**Recorded information:**

- - - - -

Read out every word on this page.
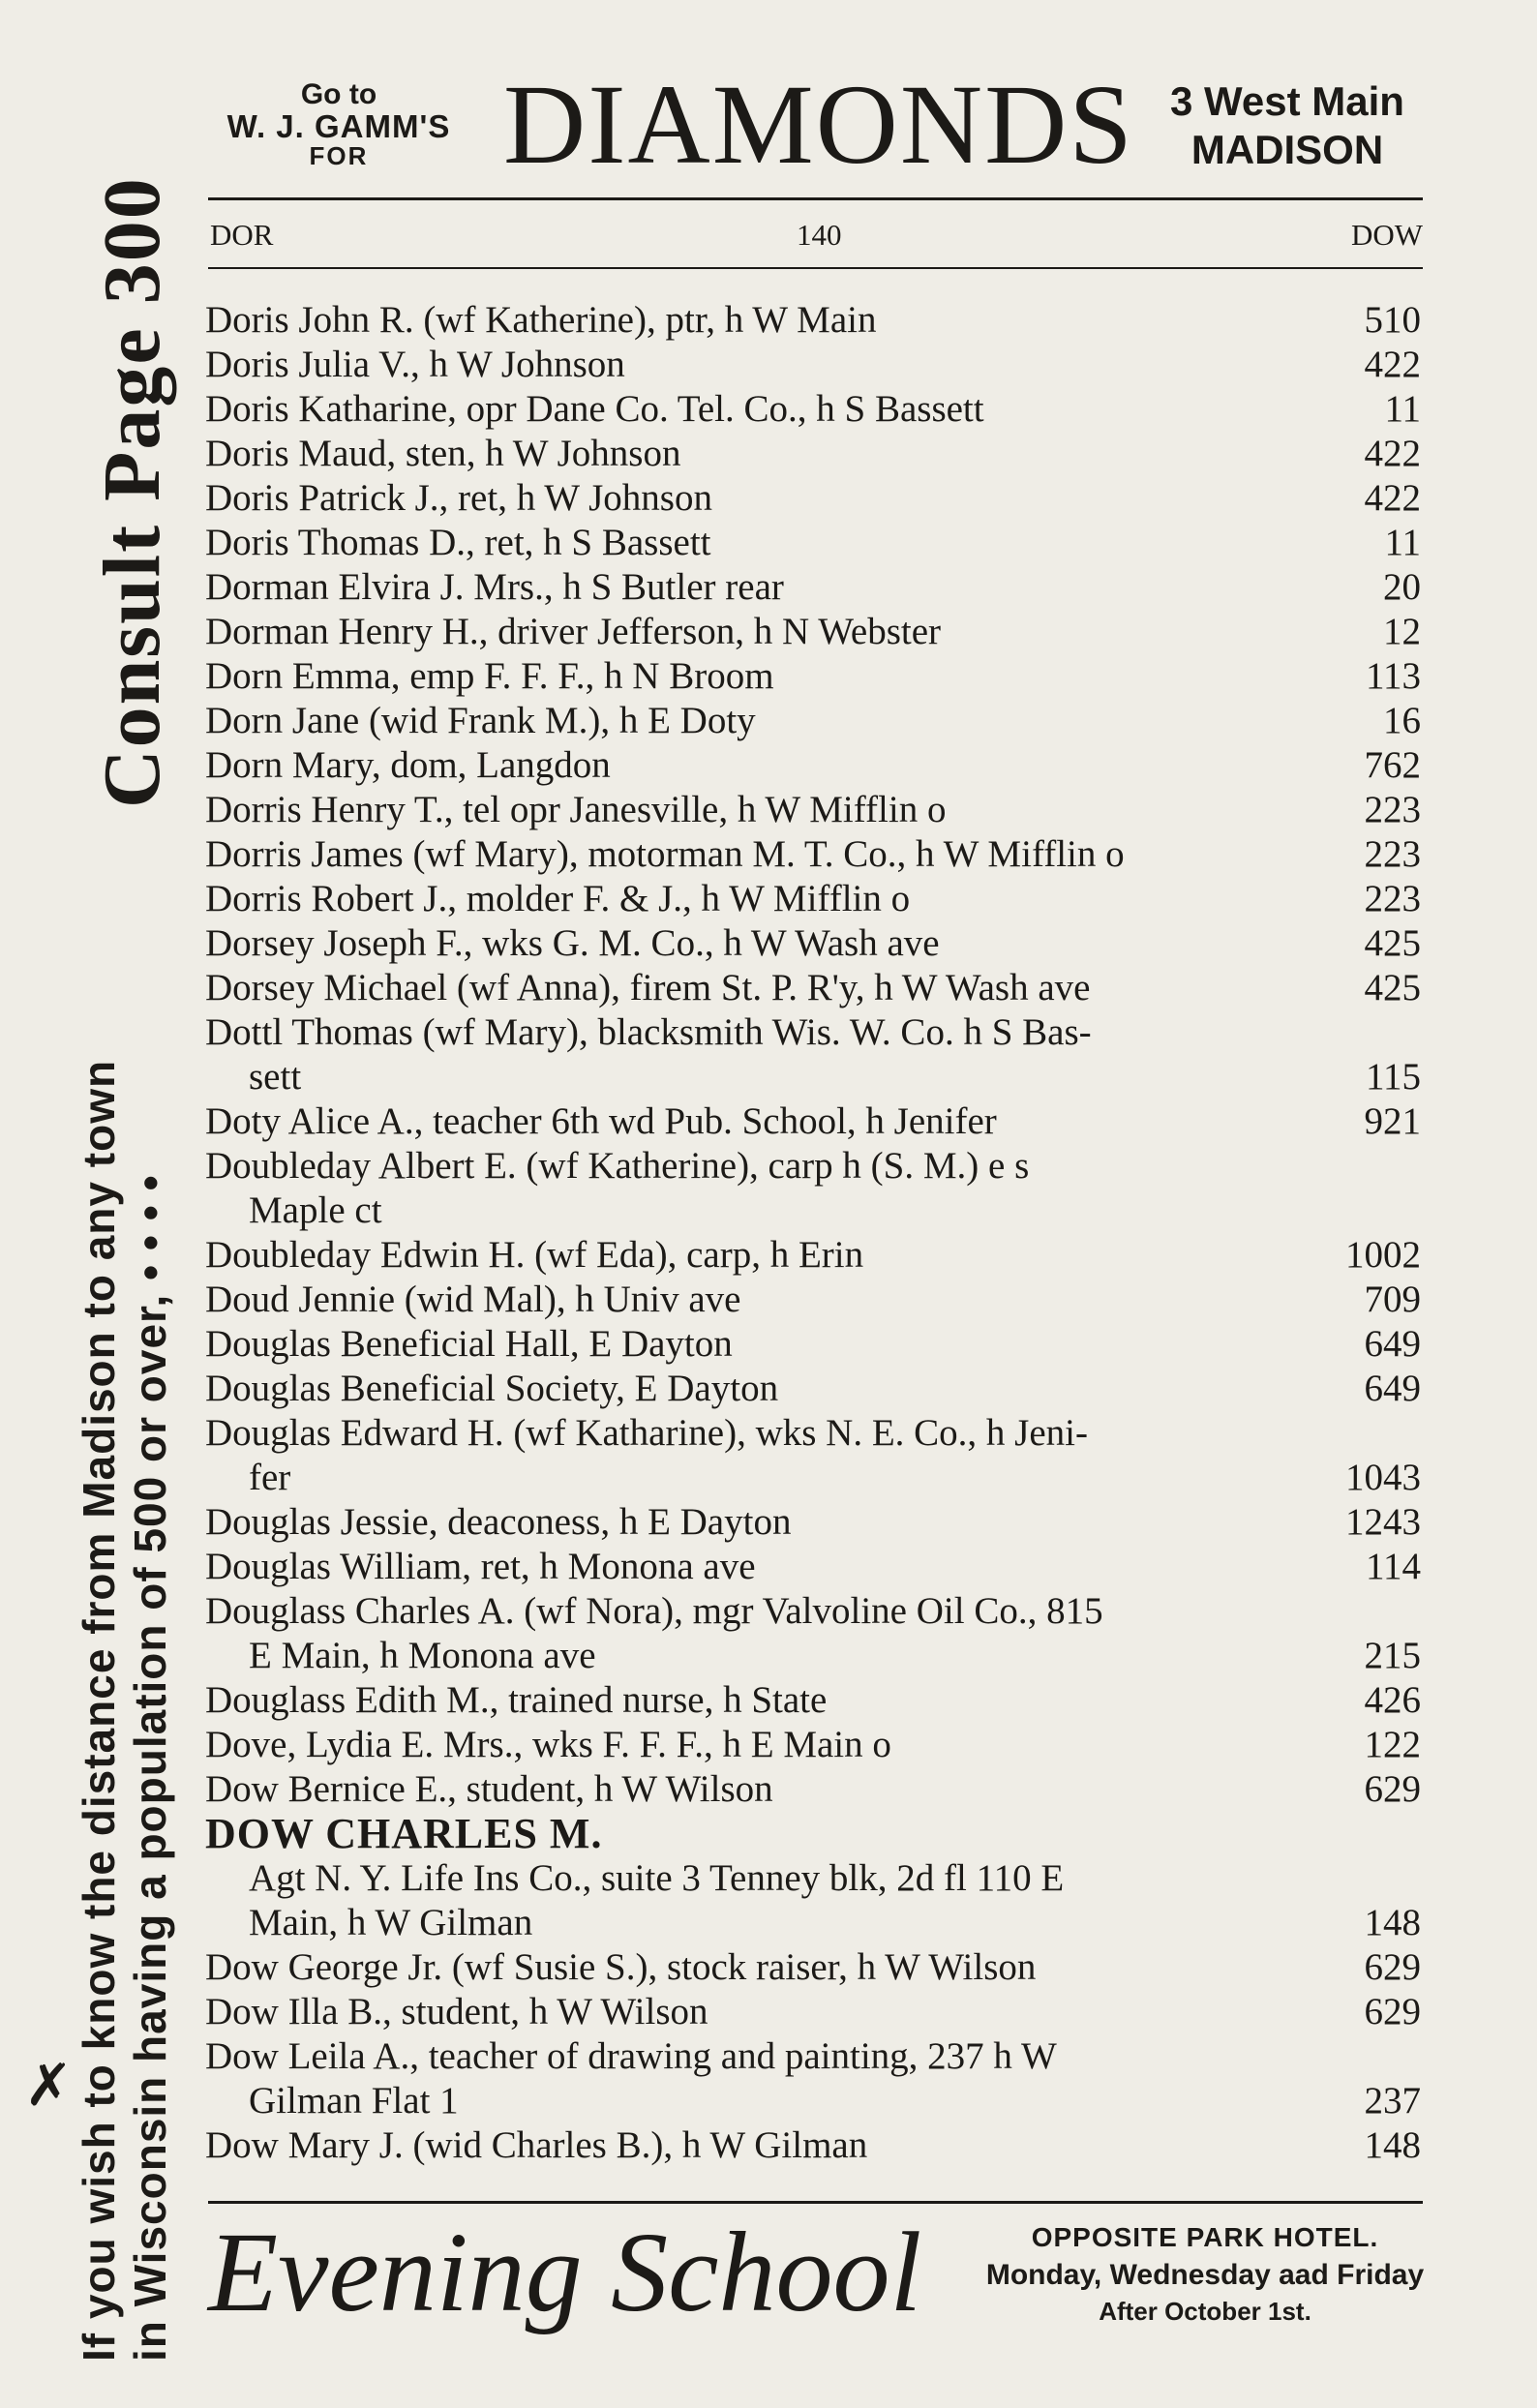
Consult Page 300
If you wish to know the distance from Madison to any town in Wisconsin having a population of 500 or over, • • • •
✗
Go to
W. J. GAMM'S
FOR	DIAMONDS 3 West Main
MADISON
DOR	140	DOW
Doris John R. (wf Katherine), ptr, h W Main	510
Doris Julia V., h W Johnson	422
Doris Katharine, opr Dane Co. Tel. Co., h S Bassett	11
Doris Maud, sten, h W Johnson	422
Doris Patrick J., ret, h W Johnson	422
Doris Thomas D., ret, h S Bassett	11
Dorman Elvira J. Mrs., h S Butler rear	20
Dorman Henry H., driver Jefferson, h N Webster	12
Dorn Emma, emp F. F. F., h N Broom	113
Dorn Jane (wid Frank M.), h E Doty	16
Dorn Mary, dom, Langdon	762
Dorris Henry T., tel opr Janesville, h W Mifflin o	223
Dorris James (wf Mary), motorman M. T. Co., h W Mifflin o	223
Dorris Robert J., molder F. & J., h W Mifflin o	223
Dorsey Joseph F., wks G. M. Co., h W Wash ave	425
Dorsey Michael (wf Anna), firem St. P. R'y, h W Wash ave	425
Dottl Thomas (wf Mary), blacksmith Wis. W. Co. h S Bas-
sett	115
Doty Alice A., teacher 6th wd Pub. School, h Jenifer	921
Doubleday Albert E. (wf Katherine), carp h (S. M.) e s
Maple ct
Doubleday Edwin H. (wf Eda), carp, h Erin	1002
Doud Jennie (wid Mal), h Univ ave	709
Douglas Beneficial Hall, E Dayton	649
Douglas Beneficial Society, E Dayton	649
Douglas Edward H. (wf Katharine), wks N. E. Co., h Jeni-
fer	1043
Douglas Jessie, deaconess, h E Dayton	1243
Douglas William, ret, h Monona ave	114
Douglass Charles A. (wf Nora), mgr Valvoline Oil Co., 815
E Main, h Monona ave	215
Douglass Edith M., trained nurse, h State	426
Dove, Lydia E. Mrs., wks F. F. F., h E Main o	122
Dow Bernice E., student, h W Wilson	629
DOW CHARLES M.
Agt N. Y. Life Ins Co., suite 3 Tenney blk, 2d fl 110 E
Main, h W Gilman	148
Dow George Jr. (wf Susie S.), stock raiser, h W Wilson	629
Dow Illa B., student, h W Wilson	629
Dow Leila A., teacher of drawing and painting, 237 h W
Gilman Flat 1	237
Dow Mary J. (wid Charles B.), h W Gilman	148
Evening School	OPPOSITE PARK HOTEL.
Monday, Wednesday aad Friday
After October 1st.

- - - - -

**Direction:** Reproduce each line exactly as it appears, omitting the pictures.

**The answer:**
Read out every word on this page.
Consult Page 300
If you wish to know the distance from Madison to any town in Wisconsin having a population of 500 or over, • • • •
✗
Go to
W. J. GAMM'S
FOR	DIAMONDS 3 West Main
MADISON
DOR	140	DOW
Doris John R. (wf Katherine), ptr, h W Main	510
Doris Julia V., h W Johnson	422
Doris Katharine, opr Dane Co. Tel. Co., h S Bassett	11
Doris Maud, sten, h W Johnson	422
Doris Patrick J., ret, h W Johnson	422
Doris Thomas D., ret, h S Bassett	11
Dorman Elvira J. Mrs., h S Butler rear	20
Dorman Henry H., driver Jefferson, h N Webster	12
Dorn Emma, emp F. F. F., h N Broom	113
Dorn Jane (wid Frank M.), h E Doty	16
Dorn Mary, dom, Langdon	762
Dorris Henry T., tel opr Janesville, h W Mifflin o	223
Dorris James (wf Mary), motorman M. T. Co., h W Mifflin o	223
Dorris Robert J., molder F. & J., h W Mifflin o	223
Dorsey Joseph F., wks G. M. Co., h W Wash ave	425
Dorsey Michael (wf Anna), firem St. P. R'y, h W Wash ave	425
Dottl Thomas (wf Mary), blacksmith Wis. W. Co. h S Bas-
sett	115
Doty Alice A., teacher 6th wd Pub. School, h Jenifer	921
Doubleday Albert E. (wf Katherine), carp h (S. M.) e s
Maple ct
Doubleday Edwin H. (wf Eda), carp, h Erin	1002
Doud Jennie (wid Mal), h Univ ave	709
Douglas Beneficial Hall, E Dayton	649
Douglas Beneficial Society, E Dayton	649
Douglas Edward H. (wf Katharine), wks N. E. Co., h Jeni-
fer	1043
Douglas Jessie, deaconess, h E Dayton	1243
Douglas William, ret, h Monona ave	114
Douglass Charles A. (wf Nora), mgr Valvoline Oil Co., 815
E Main, h Monona ave	215
Douglass Edith M., trained nurse, h State	426
Dove, Lydia E. Mrs., wks F. F. F., h E Main o	122
Dow Bernice E., student, h W Wilson	629
DOW CHARLES M.
Agt N. Y. Life Ins Co., suite 3 Tenney blk, 2d fl 110 E
Main, h W Gilman	148
Dow George Jr. (wf Susie S.), stock raiser, h W Wilson	629
Dow Illa B., student, h W Wilson	629
Dow Leila A., teacher of drawing and painting, 237 h W
Gilman Flat 1	237
Dow Mary J. (wid Charles B.), h W Gilman	148
Evening School	OPPOSITE PARK HOTEL.
Monday, Wednesday aad Friday
After October 1st.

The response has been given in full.